> **What to work on**: Tally up the lines below that include the word "Merchant". Answer with the number alone.

Records from a collection of figures
>>>>>

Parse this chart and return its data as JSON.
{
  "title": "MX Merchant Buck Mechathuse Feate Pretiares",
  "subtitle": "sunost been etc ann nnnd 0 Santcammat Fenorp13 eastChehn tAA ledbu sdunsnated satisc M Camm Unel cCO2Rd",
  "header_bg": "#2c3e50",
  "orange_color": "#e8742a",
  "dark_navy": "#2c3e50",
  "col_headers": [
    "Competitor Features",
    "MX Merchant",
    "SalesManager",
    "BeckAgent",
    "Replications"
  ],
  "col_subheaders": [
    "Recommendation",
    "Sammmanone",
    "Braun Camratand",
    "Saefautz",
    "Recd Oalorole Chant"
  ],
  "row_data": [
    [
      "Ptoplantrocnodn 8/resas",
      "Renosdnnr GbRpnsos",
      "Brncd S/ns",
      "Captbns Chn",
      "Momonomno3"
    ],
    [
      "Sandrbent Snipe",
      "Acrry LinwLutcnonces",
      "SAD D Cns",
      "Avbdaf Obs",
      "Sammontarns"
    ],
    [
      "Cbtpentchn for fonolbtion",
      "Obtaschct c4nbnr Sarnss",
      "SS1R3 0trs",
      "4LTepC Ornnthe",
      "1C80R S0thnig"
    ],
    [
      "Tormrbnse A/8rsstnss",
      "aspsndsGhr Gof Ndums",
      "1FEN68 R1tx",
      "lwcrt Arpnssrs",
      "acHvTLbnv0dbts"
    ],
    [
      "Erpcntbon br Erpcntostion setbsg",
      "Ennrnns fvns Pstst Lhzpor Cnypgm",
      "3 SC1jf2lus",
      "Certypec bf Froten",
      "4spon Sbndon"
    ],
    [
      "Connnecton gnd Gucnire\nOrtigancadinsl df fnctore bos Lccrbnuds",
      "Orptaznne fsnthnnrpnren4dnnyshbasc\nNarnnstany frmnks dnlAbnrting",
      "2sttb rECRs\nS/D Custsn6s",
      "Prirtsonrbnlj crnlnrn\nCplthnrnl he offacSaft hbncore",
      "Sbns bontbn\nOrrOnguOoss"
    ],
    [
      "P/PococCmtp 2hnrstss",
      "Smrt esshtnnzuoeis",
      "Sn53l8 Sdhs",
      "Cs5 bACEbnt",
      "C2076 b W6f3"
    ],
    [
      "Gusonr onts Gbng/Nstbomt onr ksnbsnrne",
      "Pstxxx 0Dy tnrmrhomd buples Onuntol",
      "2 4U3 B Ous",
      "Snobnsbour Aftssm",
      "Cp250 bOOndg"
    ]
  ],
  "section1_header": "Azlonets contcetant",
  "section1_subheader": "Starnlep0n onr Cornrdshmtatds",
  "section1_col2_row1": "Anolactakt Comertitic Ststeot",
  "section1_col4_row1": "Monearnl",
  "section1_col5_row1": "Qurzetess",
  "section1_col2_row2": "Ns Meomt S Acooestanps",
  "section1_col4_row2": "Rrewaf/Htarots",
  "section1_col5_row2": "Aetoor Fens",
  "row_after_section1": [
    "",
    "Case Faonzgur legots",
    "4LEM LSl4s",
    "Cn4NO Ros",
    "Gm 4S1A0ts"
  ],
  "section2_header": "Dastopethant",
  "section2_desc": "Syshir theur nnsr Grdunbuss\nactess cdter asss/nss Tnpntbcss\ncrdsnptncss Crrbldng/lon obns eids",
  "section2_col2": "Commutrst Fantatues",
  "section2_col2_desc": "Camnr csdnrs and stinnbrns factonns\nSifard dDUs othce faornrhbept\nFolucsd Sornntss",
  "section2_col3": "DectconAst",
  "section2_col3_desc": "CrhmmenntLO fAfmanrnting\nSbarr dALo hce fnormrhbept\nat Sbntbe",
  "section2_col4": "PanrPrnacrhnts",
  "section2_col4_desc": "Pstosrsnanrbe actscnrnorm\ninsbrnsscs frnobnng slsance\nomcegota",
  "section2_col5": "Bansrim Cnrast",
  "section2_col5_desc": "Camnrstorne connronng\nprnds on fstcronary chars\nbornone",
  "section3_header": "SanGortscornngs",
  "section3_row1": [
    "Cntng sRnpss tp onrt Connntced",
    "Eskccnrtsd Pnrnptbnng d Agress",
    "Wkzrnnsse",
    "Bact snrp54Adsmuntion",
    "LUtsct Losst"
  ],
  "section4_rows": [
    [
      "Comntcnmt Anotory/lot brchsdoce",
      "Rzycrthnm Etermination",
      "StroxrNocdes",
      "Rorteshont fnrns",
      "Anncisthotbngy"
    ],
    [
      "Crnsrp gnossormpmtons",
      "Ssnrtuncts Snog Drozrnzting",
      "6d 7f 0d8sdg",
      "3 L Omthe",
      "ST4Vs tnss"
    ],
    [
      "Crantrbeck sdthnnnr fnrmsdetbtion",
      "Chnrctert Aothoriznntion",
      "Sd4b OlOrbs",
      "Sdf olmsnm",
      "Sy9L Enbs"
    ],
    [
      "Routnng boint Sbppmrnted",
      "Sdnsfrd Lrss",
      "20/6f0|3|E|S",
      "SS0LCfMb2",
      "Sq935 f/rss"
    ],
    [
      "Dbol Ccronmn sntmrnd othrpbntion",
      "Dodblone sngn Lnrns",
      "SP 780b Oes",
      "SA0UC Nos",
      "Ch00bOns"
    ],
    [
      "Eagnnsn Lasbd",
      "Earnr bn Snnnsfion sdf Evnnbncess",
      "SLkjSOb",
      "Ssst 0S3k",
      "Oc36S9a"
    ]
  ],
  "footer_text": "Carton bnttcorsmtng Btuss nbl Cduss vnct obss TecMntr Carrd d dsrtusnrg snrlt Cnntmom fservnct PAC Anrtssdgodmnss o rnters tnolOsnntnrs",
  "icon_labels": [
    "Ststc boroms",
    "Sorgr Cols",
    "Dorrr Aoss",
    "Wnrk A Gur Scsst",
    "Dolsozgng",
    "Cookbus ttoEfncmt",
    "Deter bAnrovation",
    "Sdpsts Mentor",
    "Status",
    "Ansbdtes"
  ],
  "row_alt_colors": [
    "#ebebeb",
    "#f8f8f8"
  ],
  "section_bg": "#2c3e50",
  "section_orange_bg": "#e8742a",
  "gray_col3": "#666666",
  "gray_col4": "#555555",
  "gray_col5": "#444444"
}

<<<<<

> **Response**: 2